**REQUEST**
From the entries below, pull out each line where "zest" appears.

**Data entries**
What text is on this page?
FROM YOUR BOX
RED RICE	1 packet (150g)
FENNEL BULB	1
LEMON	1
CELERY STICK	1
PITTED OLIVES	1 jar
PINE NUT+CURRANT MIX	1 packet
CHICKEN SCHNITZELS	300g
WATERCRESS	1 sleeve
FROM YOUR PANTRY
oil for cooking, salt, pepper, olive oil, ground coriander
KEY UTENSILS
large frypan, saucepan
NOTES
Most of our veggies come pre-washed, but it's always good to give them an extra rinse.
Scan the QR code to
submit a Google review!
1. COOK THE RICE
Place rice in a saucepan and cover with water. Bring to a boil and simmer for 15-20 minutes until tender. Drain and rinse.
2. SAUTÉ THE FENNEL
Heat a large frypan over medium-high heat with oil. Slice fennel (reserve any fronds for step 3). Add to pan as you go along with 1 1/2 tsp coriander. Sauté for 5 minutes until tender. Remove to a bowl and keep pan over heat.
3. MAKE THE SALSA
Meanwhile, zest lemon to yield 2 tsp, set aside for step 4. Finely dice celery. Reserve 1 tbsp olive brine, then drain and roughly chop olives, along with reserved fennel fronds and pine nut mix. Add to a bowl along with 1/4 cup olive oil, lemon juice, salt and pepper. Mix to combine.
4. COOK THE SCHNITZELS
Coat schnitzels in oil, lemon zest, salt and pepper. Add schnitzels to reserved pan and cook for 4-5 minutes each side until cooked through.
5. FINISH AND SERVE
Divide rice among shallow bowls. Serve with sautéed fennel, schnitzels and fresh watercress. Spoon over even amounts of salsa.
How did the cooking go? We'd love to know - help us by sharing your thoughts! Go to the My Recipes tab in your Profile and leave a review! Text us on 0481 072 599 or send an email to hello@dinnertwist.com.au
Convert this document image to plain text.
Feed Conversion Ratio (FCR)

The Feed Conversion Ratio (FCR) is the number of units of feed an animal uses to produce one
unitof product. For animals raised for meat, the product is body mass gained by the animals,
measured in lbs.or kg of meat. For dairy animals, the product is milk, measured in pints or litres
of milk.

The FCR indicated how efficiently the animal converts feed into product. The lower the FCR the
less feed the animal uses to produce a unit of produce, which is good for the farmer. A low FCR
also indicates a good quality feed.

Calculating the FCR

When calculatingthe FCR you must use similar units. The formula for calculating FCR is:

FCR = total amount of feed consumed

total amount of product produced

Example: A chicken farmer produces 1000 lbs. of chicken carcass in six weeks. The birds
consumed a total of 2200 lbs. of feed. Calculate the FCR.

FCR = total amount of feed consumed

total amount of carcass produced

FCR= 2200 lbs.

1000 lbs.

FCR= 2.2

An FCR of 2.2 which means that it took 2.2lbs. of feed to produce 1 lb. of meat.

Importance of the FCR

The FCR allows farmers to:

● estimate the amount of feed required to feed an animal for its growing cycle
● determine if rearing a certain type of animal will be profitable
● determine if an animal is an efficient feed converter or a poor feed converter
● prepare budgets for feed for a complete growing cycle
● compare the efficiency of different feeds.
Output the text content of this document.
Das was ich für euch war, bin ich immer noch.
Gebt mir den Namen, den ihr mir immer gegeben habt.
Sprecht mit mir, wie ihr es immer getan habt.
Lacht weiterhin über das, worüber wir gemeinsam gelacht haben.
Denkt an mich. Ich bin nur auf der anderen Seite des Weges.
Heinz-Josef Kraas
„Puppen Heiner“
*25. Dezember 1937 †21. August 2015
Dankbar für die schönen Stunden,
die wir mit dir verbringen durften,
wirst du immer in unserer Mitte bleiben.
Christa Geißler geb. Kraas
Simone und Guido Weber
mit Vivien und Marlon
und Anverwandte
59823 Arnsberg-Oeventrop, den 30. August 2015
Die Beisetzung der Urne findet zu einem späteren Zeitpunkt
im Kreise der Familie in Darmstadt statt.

**RESULT OF THIS EXERCISE**
Meanwhile, zest lemon to yield 2 tsp, set aside for step 4. Finely dice celery. Reserve 1 tbsp olive brine, then drain and roughly chop olives, along with reserved fennel fronds and pine nut mix. Add to a bowl along with 1/4 cup olive oil, lemon juice, salt and pepper. Mix to combine.
Coat schnitzels in oil, lemon zest, salt and pepper. Add schnitzels to reserved pan and cook for 4-5 minutes each side until cooked through.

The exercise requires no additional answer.